Extracted data entries
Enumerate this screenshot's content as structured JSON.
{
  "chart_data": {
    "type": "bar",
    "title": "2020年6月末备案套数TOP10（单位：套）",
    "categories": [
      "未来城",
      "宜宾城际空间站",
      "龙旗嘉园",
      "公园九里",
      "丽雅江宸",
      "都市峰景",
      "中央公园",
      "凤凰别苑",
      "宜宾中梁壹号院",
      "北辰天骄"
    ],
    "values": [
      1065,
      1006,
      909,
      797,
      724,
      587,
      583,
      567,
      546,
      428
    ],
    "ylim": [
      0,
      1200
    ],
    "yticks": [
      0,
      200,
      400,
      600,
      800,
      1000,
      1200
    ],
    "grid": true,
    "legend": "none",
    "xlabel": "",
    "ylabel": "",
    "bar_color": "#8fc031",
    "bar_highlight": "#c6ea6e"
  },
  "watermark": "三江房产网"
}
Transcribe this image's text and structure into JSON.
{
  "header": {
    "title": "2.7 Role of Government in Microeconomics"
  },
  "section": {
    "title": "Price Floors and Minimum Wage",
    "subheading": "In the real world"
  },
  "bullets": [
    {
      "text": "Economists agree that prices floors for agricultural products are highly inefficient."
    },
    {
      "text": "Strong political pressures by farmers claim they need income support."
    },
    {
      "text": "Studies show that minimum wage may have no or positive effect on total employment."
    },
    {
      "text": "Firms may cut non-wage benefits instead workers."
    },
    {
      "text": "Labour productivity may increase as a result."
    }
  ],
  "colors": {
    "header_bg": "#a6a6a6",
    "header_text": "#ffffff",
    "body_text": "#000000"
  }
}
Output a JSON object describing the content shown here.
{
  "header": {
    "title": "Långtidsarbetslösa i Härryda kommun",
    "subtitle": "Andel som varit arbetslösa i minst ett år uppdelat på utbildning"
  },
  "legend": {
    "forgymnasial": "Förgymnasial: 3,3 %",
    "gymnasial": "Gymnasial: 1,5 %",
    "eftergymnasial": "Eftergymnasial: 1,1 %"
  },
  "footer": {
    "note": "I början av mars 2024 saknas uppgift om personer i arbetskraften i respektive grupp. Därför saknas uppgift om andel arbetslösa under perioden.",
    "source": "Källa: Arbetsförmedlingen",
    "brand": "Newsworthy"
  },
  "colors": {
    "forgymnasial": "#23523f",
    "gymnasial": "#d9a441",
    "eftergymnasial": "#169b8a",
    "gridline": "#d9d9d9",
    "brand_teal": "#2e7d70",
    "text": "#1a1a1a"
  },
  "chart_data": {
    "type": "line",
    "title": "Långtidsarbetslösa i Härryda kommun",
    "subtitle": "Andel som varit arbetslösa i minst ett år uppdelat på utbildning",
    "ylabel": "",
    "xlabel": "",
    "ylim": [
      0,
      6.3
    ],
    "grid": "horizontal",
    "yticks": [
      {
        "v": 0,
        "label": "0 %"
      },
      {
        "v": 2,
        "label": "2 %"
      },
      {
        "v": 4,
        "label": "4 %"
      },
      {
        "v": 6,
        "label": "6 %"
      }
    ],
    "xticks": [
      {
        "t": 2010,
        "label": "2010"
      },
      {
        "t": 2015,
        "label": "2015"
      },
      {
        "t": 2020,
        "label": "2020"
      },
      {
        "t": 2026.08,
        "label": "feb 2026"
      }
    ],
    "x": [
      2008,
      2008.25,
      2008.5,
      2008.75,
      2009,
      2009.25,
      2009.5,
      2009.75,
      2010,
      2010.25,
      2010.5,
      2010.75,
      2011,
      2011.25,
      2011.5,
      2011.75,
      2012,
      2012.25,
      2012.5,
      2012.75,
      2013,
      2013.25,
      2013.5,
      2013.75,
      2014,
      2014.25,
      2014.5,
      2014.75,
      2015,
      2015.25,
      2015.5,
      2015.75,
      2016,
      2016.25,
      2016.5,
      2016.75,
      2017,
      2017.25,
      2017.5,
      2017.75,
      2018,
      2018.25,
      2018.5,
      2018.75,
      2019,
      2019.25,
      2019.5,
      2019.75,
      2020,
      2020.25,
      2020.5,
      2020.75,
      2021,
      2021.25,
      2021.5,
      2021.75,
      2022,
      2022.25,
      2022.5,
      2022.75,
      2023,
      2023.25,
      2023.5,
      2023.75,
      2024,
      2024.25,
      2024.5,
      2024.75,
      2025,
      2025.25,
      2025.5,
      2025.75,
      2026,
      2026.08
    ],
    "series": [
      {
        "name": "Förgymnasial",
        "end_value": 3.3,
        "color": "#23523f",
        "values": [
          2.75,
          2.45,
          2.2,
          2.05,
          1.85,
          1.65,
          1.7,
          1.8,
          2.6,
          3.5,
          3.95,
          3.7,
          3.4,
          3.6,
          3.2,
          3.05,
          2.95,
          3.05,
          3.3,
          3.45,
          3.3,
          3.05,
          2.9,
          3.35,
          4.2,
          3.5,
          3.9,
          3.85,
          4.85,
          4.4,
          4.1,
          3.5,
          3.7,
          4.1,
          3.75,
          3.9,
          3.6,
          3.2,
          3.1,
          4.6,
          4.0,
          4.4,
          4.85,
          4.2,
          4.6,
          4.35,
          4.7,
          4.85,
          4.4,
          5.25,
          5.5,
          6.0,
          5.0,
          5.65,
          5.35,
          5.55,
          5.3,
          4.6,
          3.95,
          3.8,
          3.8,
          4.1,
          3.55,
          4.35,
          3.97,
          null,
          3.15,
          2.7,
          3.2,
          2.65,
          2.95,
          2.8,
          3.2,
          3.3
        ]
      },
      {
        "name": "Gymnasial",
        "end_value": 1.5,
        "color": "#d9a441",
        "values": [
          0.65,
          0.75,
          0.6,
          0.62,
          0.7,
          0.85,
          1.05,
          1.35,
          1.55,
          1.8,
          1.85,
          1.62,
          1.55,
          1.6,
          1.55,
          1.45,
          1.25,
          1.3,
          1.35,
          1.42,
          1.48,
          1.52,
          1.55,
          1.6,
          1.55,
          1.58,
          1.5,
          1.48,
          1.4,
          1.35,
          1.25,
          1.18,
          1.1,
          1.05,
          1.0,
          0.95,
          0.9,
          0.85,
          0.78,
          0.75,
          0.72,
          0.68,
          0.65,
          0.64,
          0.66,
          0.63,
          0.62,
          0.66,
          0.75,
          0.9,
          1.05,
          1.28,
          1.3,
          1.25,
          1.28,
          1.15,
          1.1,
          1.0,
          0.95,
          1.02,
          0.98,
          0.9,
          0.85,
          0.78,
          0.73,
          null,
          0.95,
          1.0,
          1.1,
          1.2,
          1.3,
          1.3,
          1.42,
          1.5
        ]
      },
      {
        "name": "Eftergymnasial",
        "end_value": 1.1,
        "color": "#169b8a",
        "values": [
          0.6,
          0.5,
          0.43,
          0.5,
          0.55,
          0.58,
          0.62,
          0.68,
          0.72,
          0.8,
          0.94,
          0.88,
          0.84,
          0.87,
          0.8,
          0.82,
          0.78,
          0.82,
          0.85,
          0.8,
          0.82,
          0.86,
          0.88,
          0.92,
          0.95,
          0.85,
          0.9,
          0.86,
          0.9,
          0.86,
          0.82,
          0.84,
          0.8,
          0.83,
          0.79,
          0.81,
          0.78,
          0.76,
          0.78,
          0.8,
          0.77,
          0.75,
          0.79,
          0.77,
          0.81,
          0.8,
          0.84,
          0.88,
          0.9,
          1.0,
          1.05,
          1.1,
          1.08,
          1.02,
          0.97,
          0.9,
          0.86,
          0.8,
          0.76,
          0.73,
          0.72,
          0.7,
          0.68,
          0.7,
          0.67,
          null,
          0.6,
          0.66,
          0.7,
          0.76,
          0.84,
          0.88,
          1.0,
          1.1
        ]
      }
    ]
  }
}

Directive. Give the listing above again, word for word.

Answer to this exercise.
Enumerate this screenshot's content as structured JSON.
{
  "chart_data": {
    "type": "bar",
    "title": "2020年6月末备案套数TOP10（单位：套）",
    "categories": [
      "未来城",
      "宜宾城际空间站",
      "龙旗嘉园",
      "公园九里",
      "丽雅江宸",
      "都市峰景",
      "中央公园",
      "凤凰别苑",
      "宜宾中梁壹号院",
      "北辰天骄"
    ],
    "values": [
      1065,
      1006,
      909,
      797,
      724,
      587,
      583,
      567,
      546,
      428
    ],
    "ylim": [
      0,
      1200
    ],
    "yticks": [
      0,
      200,
      400,
      600,
      800,
      1000,
      1200
    ],
    "grid": true,
    "legend": "none",
    "xlabel": "",
    "ylabel": "",
    "bar_color": "#8fc031",
    "bar_highlight": "#c6ea6e"
  },
  "watermark": "三江房产网"
}
Transcribe this image's text and structure into JSON.
{
  "header": {
    "title": "2.7 Role of Government in Microeconomics"
  },
  "section": {
    "title": "Price Floors and Minimum Wage",
    "subheading": "In the real world"
  },
  "bullets": [
    {
      "text": "Economists agree that prices floors for agricultural products are highly inefficient."
    },
    {
      "text": "Strong political pressures by farmers claim they need income support."
    },
    {
      "text": "Studies show that minimum wage may have no or positive effect on total employment."
    },
    {
      "text": "Firms may cut non-wage benefits instead workers."
    },
    {
      "text": "Labour productivity may increase as a result."
    }
  ],
  "colors": {
    "header_bg": "#a6a6a6",
    "header_text": "#ffffff",
    "body_text": "#000000"
  }
}
Output a JSON object describing the content shown here.
{
  "header": {
    "title": "Långtidsarbetslösa i Härryda kommun",
    "subtitle": "Andel som varit arbetslösa i minst ett år uppdelat på utbildning"
  },
  "legend": {
    "forgymnasial": "Förgymnasial: 3,3 %",
    "gymnasial": "Gymnasial: 1,5 %",
    "eftergymnasial": "Eftergymnasial: 1,1 %"
  },
  "footer": {
    "note": "I början av mars 2024 saknas uppgift om personer i arbetskraften i respektive grupp. Därför saknas uppgift om andel arbetslösa under perioden.",
    "source": "Källa: Arbetsförmedlingen",
    "brand": "Newsworthy"
  },
  "colors": {
    "forgymnasial": "#23523f",
    "gymnasial": "#d9a441",
    "eftergymnasial": "#169b8a",
    "gridline": "#d9d9d9",
    "brand_teal": "#2e7d70",
    "text": "#1a1a1a"
  },
  "chart_data": {
    "type": "line",
    "title": "Långtidsarbetslösa i Härryda kommun",
    "subtitle": "Andel som varit arbetslösa i minst ett år uppdelat på utbildning",
    "ylabel": "",
    "xlabel": "",
    "ylim": [
      0,
      6.3
    ],
    "grid": "horizontal",
    "yticks": [
      {
        "v": 0,
        "label": "0 %"
      },
      {
        "v": 2,
        "label": "2 %"
      },
      {
        "v": 4,
        "label": "4 %"
      },
      {
        "v": 6,
        "label": "6 %"
      }
    ],
    "xticks": [
      {
        "t": 2010,
        "label": "2010"
      },
      {
        "t": 2015,
        "label": "2015"
      },
      {
        "t": 2020,
        "label": "2020"
      },
      {
        "t": 2026.08,
        "label": "feb 2026"
      }
    ],
    "x": [
      2008,
      2008.25,
      2008.5,
      2008.75,
      2009,
      2009.25,
      2009.5,
      2009.75,
      2010,
      2010.25,
      2010.5,
      2010.75,
      2011,
      2011.25,
      2011.5,
      2011.75,
      2012,
      2012.25,
      2012.5,
      2012.75,
      2013,
      2013.25,
      2013.5,
      2013.75,
      2014,
      2014.25,
      2014.5,
      2014.75,
      2015,
      2015.25,
      2015.5,
      2015.75,
      2016,
      2016.25,
      2016.5,
      2016.75,
      2017,
      2017.25,
      2017.5,
      2017.75,
      2018,
      2018.25,
      2018.5,
      2018.75,
      2019,
      2019.25,
      2019.5,
      2019.75,
      2020,
      2020.25,
      2020.5,
      2020.75,
      2021,
      2021.25,
      2021.5,
      2021.75,
      2022,
      2022.25,
      2022.5,
      2022.75,
      2023,
      2023.25,
      2023.5,
      2023.75,
      2024,
      2024.25,
      2024.5,
      2024.75,
      2025,
      2025.25,
      2025.5,
      2025.75,
      2026,
      2026.08
    ],
    "series": [
      {
        "name": "Förgymnasial",
        "end_value": 3.3,
        "color": "#23523f",
        "values": [
          2.75,
          2.45,
          2.2,
          2.05,
          1.85,
          1.65,
          1.7,
          1.8,
          2.6,
          3.5,
          3.95,
          3.7,
          3.4,
          3.6,
          3.2,
          3.05,
          2.95,
          3.05,
          3.3,
          3.45,
          3.3,
          3.05,
          2.9,
          3.35,
          4.2,
          3.5,
          3.9,
          3.85,
          4.85,
          4.4,
          4.1,
          3.5,
          3.7,
          4.1,
          3.75,
          3.9,
          3.6,
          3.2,
          3.1,
          4.6,
          4.0,
          4.4,
          4.85,
          4.2,
          4.6,
          4.35,
          4.7,
          4.85,
          4.4,
          5.25,
          5.5,
          6.0,
          5.0,
          5.65,
          5.35,
          5.55,
          5.3,
          4.6,
          3.95,
          3.8,
          3.8,
          4.1,
          3.55,
          4.35,
          3.97,
          null,
          3.15,
          2.7,
          3.2,
          2.65,
          2.95,
          2.8,
          3.2,
          3.3
        ]
      },
      {
        "name": "Gymnasial",
        "end_value": 1.5,
        "color": "#d9a441",
        "values": [
          0.65,
          0.75,
          0.6,
          0.62,
          0.7,
          0.85,
          1.05,
          1.35,
          1.55,
          1.8,
          1.85,
          1.62,
          1.55,
          1.6,
          1.55,
          1.45,
          1.25,
          1.3,
          1.35,
          1.42,
          1.48,
          1.52,
          1.55,
          1.6,
          1.55,
          1.58,
          1.5,
          1.48,
          1.4,
          1.35,
          1.25,
          1.18,
          1.1,
          1.05,
          1.0,
          0.95,
          0.9,
          0.85,
          0.78,
          0.75,
          0.72,
          0.68,
          0.65,
          0.64,
          0.66,
          0.63,
          0.62,
          0.66,
          0.75,
          0.9,
          1.05,
          1.28,
          1.3,
          1.25,
          1.28,
          1.15,
          1.1,
          1.0,
          0.95,
          1.02,
          0.98,
          0.9,
          0.85,
          0.78,
          0.73,
          null,
          0.95,
          1.0,
          1.1,
          1.2,
          1.3,
          1.3,
          1.42,
          1.5
        ]
      },
      {
        "name": "Eftergymnasial",
        "end_value": 1.1,
        "color": "#169b8a",
        "values": [
          0.6,
          0.5,
          0.43,
          0.5,
          0.55,
          0.58,
          0.62,
          0.68,
          0.72,
          0.8,
          0.94,
          0.88,
          0.84,
          0.87,
          0.8,
          0.82,
          0.78,
          0.82,
          0.85,
          0.8,
          0.82,
          0.86,
          0.88,
          0.92,
          0.95,
          0.85,
          0.9,
          0.86,
          0.9,
          0.86,
          0.82,
          0.84,
          0.8,
          0.83,
          0.79,
          0.81,
          0.78,
          0.76,
          0.78,
          0.8,
          0.77,
          0.75,
          0.79,
          0.77,
          0.81,
          0.8,
          0.84,
          0.88,
          0.9,
          1.0,
          1.05,
          1.1,
          1.08,
          1.02,
          0.97,
          0.9,
          0.86,
          0.8,
          0.76,
          0.73,
          0.72,
          0.7,
          0.68,
          0.7,
          0.67,
          null,
          0.6,
          0.66,
          0.7,
          0.76,
          0.84,
          0.88,
          1.0,
          1.1
        ]
      }
    ]
  }
}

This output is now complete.